DO THIS = Take the material and output all of it exactly.

[START EXCERPTED DATA]

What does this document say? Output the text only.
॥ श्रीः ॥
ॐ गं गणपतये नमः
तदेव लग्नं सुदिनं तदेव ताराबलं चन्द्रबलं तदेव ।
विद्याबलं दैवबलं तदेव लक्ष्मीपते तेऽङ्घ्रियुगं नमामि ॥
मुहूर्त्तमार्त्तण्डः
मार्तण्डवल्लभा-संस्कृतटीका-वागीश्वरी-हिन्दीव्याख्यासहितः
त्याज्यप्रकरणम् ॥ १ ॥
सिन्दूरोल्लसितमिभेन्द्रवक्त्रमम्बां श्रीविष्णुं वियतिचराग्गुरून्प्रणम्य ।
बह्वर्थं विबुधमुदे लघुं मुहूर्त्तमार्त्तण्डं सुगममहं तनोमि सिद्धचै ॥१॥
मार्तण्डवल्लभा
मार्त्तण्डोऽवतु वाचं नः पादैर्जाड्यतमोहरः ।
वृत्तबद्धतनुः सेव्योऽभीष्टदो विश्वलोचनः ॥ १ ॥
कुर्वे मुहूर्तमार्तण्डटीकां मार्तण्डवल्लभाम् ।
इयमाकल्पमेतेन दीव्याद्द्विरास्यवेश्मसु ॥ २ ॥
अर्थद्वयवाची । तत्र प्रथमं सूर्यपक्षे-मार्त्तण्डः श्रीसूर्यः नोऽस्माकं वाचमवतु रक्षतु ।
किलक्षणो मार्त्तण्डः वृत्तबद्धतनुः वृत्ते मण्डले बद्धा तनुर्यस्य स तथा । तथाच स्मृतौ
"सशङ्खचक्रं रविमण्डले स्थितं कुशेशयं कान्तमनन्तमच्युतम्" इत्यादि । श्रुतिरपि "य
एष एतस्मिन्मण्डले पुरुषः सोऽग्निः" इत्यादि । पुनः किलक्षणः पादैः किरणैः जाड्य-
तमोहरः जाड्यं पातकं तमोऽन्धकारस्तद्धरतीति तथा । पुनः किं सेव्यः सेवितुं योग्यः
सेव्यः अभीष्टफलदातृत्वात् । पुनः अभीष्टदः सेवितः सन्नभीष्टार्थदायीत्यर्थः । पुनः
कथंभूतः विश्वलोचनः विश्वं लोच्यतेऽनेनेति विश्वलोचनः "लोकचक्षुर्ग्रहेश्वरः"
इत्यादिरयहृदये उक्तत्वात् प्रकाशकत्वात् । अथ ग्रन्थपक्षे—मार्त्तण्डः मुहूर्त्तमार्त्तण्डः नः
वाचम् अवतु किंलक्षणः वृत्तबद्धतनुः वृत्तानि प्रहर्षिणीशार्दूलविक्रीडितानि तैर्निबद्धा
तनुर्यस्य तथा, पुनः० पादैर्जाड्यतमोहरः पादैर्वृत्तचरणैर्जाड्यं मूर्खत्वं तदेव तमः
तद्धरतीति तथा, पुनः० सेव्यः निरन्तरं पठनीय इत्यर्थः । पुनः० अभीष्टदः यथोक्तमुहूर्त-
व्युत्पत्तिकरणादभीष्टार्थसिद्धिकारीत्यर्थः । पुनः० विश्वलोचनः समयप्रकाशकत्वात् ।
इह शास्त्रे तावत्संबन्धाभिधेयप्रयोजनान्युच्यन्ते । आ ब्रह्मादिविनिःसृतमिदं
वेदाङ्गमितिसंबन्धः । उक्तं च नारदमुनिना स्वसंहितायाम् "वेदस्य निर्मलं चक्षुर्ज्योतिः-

[END EXCERPTED DATA]

WRITTEN SOLUTION =
What does this document say? Output the text only.
॥ श्रीः ॥
ॐ गं गणपतये नमः
तदेव लग्नं सुदिनं तदेव ताराबलं चन्द्रबलं तदेव ।
विद्याबलं दैवबलं तदेव लक्ष्मीपते तेऽङ्घ्रियुगं नमामि ॥
मुहूर्त्तमार्त्तण्डः
मार्तण्डवल्लभा-संस्कृतटीका-वागीश्वरी-हिन्दीव्याख्यासहितः
त्याज्यप्रकरणम् ॥ १ ॥
सिन्दूरोल्लसितमिभेन्द्रवक्त्रमम्बां श्रीविष्णुं वियतिचराग्गुरून्प्रणम्य ।
बह्वर्थं विबुधमुदे लघुं मुहूर्त्तमार्त्तण्डं सुगममहं तनोमि सिद्धचै ॥१॥
मार्तण्डवल्लभा
मार्त्तण्डोऽवतु वाचं नः पादैर्जाड्यतमोहरः ।
वृत्तबद्धतनुः सेव्योऽभीष्टदो विश्वलोचनः ॥ १ ॥
कुर्वे मुहूर्तमार्तण्डटीकां मार्तण्डवल्लभाम् ।
इयमाकल्पमेतेन दीव्याद्द्विरास्यवेश्मसु ॥ २ ॥
अर्थद्वयवाची । तत्र प्रथमं सूर्यपक्षे-मार्त्तण्डः श्रीसूर्यः नोऽस्माकं वाचमवतु रक्षतु ।
किलक्षणो मार्त्तण्डः वृत्तबद्धतनुः वृत्ते मण्डले बद्धा तनुर्यस्य स तथा । तथाच स्मृतौ
"सशङ्खचक्रं रविमण्डले स्थितं कुशेशयं कान्तमनन्तमच्युतम्" इत्यादि । श्रुतिरपि "य
एष एतस्मिन्मण्डले पुरुषः सोऽग्निः" इत्यादि । पुनः किलक्षणः पादैः किरणैः जाड्य-
तमोहरः जाड्यं पातकं तमोऽन्धकारस्तद्धरतीति तथा । पुनः किं सेव्यः सेवितुं योग्यः
सेव्यः अभीष्टफलदातृत्वात् । पुनः अभीष्टदः सेवितः सन्नभीष्टार्थदायीत्यर्थः । पुनः
कथंभूतः विश्वलोचनः विश्वं लोच्यतेऽनेनेति विश्वलोचनः "लोकचक्षुर्ग्रहेश्वरः"
इत्यादिरयहृदये उक्तत्वात् प्रकाशकत्वात् । अथ ग्रन्थपक्षे—मार्त्तण्डः मुहूर्त्तमार्त्तण्डः नः
वाचम् अवतु किंलक्षणः वृत्तबद्धतनुः वृत्तानि प्रहर्षिणीशार्दूलविक्रीडितानि तैर्निबद्धा
तनुर्यस्य तथा, पुनः० पादैर्जाड्यतमोहरः पादैर्वृत्तचरणैर्जाड्यं मूर्खत्वं तदेव तमः
तद्धरतीति तथा, पुनः० सेव्यः निरन्तरं पठनीय इत्यर्थः । पुनः० अभीष्टदः यथोक्तमुहूर्त-
व्युत्पत्तिकरणादभीष्टार्थसिद्धिकारीत्यर्थः । पुनः० विश्वलोचनः समयप्रकाशकत्वात् ।
इह शास्त्रे तावत्संबन्धाभिधेयप्रयोजनान्युच्यन्ते । आ ब्रह्मादिविनिःसृतमिदं
वेदाङ्गमितिसंबन्धः । उक्तं च नारदमुनिना स्वसंहितायाम् "वेदस्य निर्मलं चक्षुर्ज्योतिः-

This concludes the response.